▶ _Problem to work on_
Copy the data that follows exactly. Include no pictures.

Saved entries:

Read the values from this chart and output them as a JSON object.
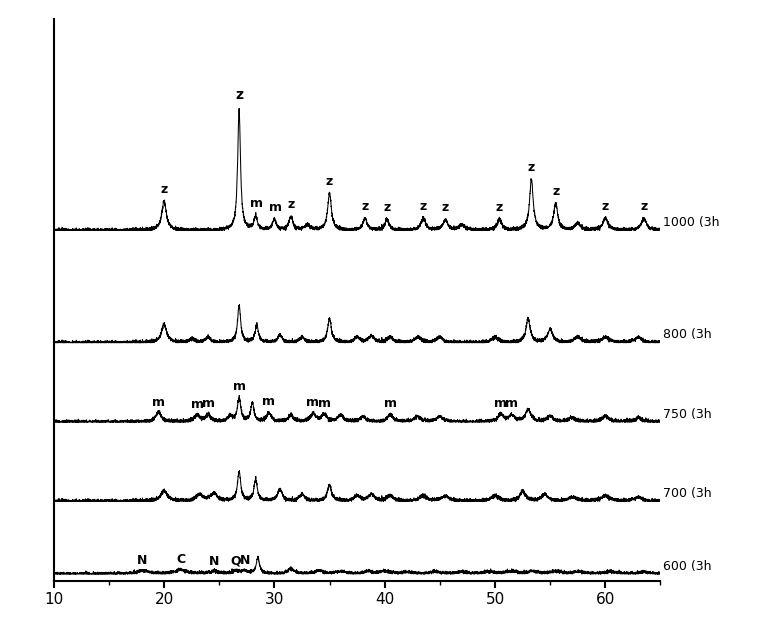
{
  "xlim": [
    10,
    65
  ],
  "xticks": [
    10,
    20,
    30,
    40,
    50,
    60
  ],
  "temperatures": [
    "600 (3h",
    "700 (3h",
    "750 (3h",
    "800 (3h",
    "1000 (3h"
  ],
  "offsets": [
    0.0,
    0.55,
    1.15,
    1.75,
    2.6
  ],
  "background_color": "#ffffff",
  "line_color": "#000000",
  "font_size_ticks": 11,
  "figsize": [
    7.68,
    6.31
  ],
  "dpi": 100
}
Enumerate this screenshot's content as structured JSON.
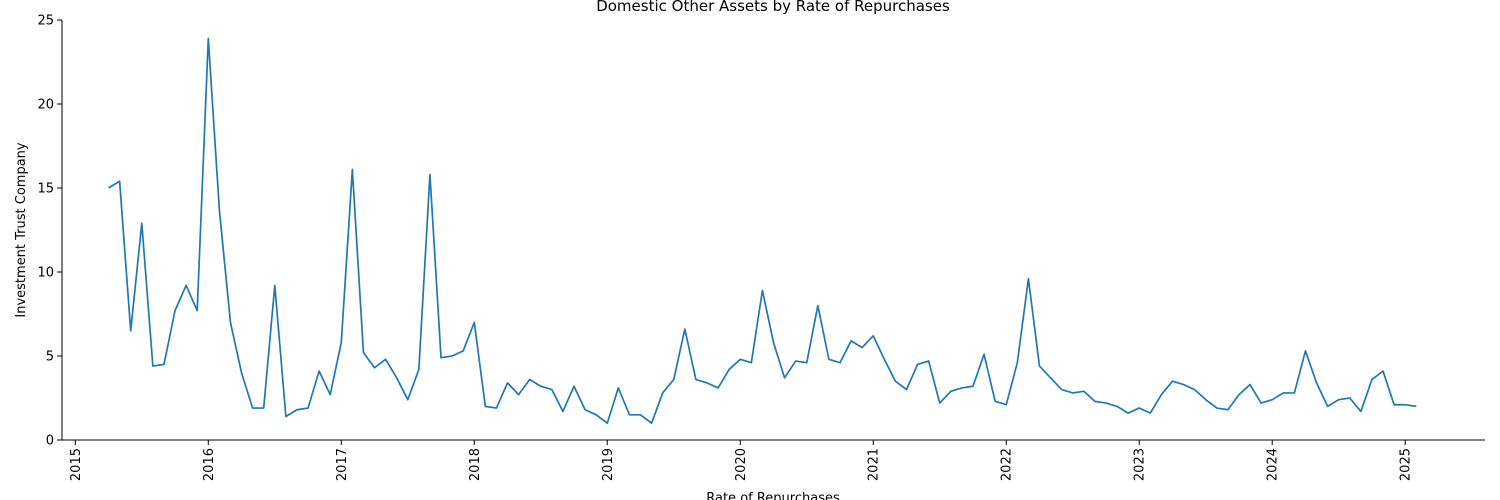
{
  "chart_data": {
    "type": "line",
    "title": "Domestic Other Assets by Rate of Repurchases",
    "xlabel": "Rate of Repurchases",
    "ylabel": "Investment Trust Company",
    "xlim": [
      2014.9,
      2025.6
    ],
    "ylim": [
      0,
      25
    ],
    "x_ticks": [
      "2015",
      "2016",
      "2017",
      "2018",
      "2019",
      "2020",
      "2021",
      "2022",
      "2023",
      "2024",
      "2025"
    ],
    "y_ticks": [
      "0",
      "5",
      "10",
      "15",
      "20",
      "25"
    ],
    "grid": false,
    "line_color": "#1f77b4",
    "series": [
      {
        "name": "Investment Trust Company",
        "start_year": 2015.25,
        "step_months": 1,
        "values": [
          15.0,
          15.4,
          6.5,
          12.9,
          4.4,
          4.5,
          7.7,
          9.2,
          7.7,
          23.9,
          13.7,
          7.0,
          4.0,
          1.9,
          1.9,
          9.2,
          1.4,
          1.8,
          1.9,
          4.1,
          2.7,
          5.8,
          16.1,
          5.2,
          4.3,
          4.8,
          3.7,
          2.4,
          4.2,
          15.8,
          4.9,
          5.0,
          5.3,
          7.0,
          2.0,
          1.9,
          3.4,
          2.7,
          3.6,
          3.2,
          3.0,
          1.7,
          3.2,
          1.8,
          1.5,
          1.0,
          3.1,
          1.5,
          1.5,
          1.0,
          2.8,
          3.6,
          6.6,
          3.6,
          3.4,
          3.1,
          4.2,
          4.8,
          4.6,
          8.9,
          5.8,
          3.7,
          4.7,
          4.6,
          8.0,
          4.8,
          4.6,
          5.9,
          5.5,
          6.2,
          4.8,
          3.5,
          3.0,
          4.5,
          4.7,
          2.2,
          2.9,
          3.1,
          3.2,
          5.1,
          2.3,
          2.1,
          4.6,
          9.6,
          4.4,
          3.7,
          3.0,
          2.8,
          2.9,
          2.3,
          2.2,
          2.0,
          1.6,
          1.9,
          1.6,
          2.7,
          3.5,
          3.3,
          3.0,
          2.4,
          1.9,
          1.8,
          2.7,
          3.3,
          2.2,
          2.4,
          2.8,
          2.8,
          5.3,
          3.4,
          2.0,
          2.4,
          2.5,
          1.7,
          3.6,
          4.1,
          2.1,
          2.1,
          2.0
        ]
      }
    ]
  }
}
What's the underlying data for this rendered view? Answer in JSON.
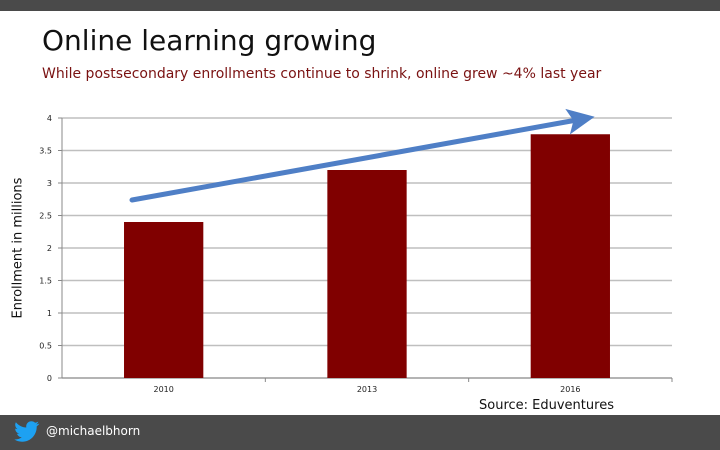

▶ _Final result_
Read the values from this chart and output them as a JSON object.
{
  "xlim": [
    10,
    65
  ],
  "xticks": [
    10,
    20,
    30,
    40,
    50,
    60
  ],
  "temperatures": [
    "600 (3h",
    "700 (3h",
    "750 (3h",
    "800 (3h",
    "1000 (3h"
  ],
  "offsets": [
    0.0,
    0.55,
    1.15,
    1.75,
    2.6
  ],
  "background_color": "#ffffff",
  "line_color": "#000000",
  "font_size_ticks": 11,
  "figsize": [
    7.68,
    6.31
  ],
  "dpi": 100
}
Enumerate this screenshot's content as structured JSON.
{
  "chart_data": {
    "type": "line",
    "title": "Domestic Other Assets by Rate of Repurchases",
    "xlabel": "Rate of Repurchases",
    "ylabel": "Investment Trust Company",
    "xlim": [
      2014.9,
      2025.6
    ],
    "ylim": [
      0,
      25
    ],
    "x_ticks": [
      "2015",
      "2016",
      "2017",
      "2018",
      "2019",
      "2020",
      "2021",
      "2022",
      "2023",
      "2024",
      "2025"
    ],
    "y_ticks": [
      "0",
      "5",
      "10",
      "15",
      "20",
      "25"
    ],
    "grid": false,
    "line_color": "#1f77b4",
    "series": [
      {
        "name": "Investment Trust Company",
        "start_year": 2015.25,
        "step_months": 1,
        "values": [
          15.0,
          15.4,
          6.5,
          12.9,
          4.4,
          4.5,
          7.7,
          9.2,
          7.7,
          23.9,
          13.7,
          7.0,
          4.0,
          1.9,
          1.9,
          9.2,
          1.4,
          1.8,
          1.9,
          4.1,
          2.7,
          5.8,
          16.1,
          5.2,
          4.3,
          4.8,
          3.7,
          2.4,
          4.2,
          15.8,
          4.9,
          5.0,
          5.3,
          7.0,
          2.0,
          1.9,
          3.4,
          2.7,
          3.6,
          3.2,
          3.0,
          1.7,
          3.2,
          1.8,
          1.5,
          1.0,
          3.1,
          1.5,
          1.5,
          1.0,
          2.8,
          3.6,
          6.6,
          3.6,
          3.4,
          3.1,
          4.2,
          4.8,
          4.6,
          8.9,
          5.8,
          3.7,
          4.7,
          4.6,
          8.0,
          4.8,
          4.6,
          5.9,
          5.5,
          6.2,
          4.8,
          3.5,
          3.0,
          4.5,
          4.7,
          2.2,
          2.9,
          3.1,
          3.2,
          5.1,
          2.3,
          2.1,
          4.6,
          9.6,
          4.4,
          3.7,
          3.0,
          2.8,
          2.9,
          2.3,
          2.2,
          2.0,
          1.6,
          1.9,
          1.6,
          2.7,
          3.5,
          3.3,
          3.0,
          2.4,
          1.9,
          1.8,
          2.7,
          3.3,
          2.2,
          2.4,
          2.8,
          2.8,
          5.3,
          3.4,
          2.0,
          2.4,
          2.5,
          1.7,
          3.6,
          4.1,
          2.1,
          2.1,
          2.0
        ]
      }
    ]
  }
}
What's the underlying data for this rendered view? Answer in JSON.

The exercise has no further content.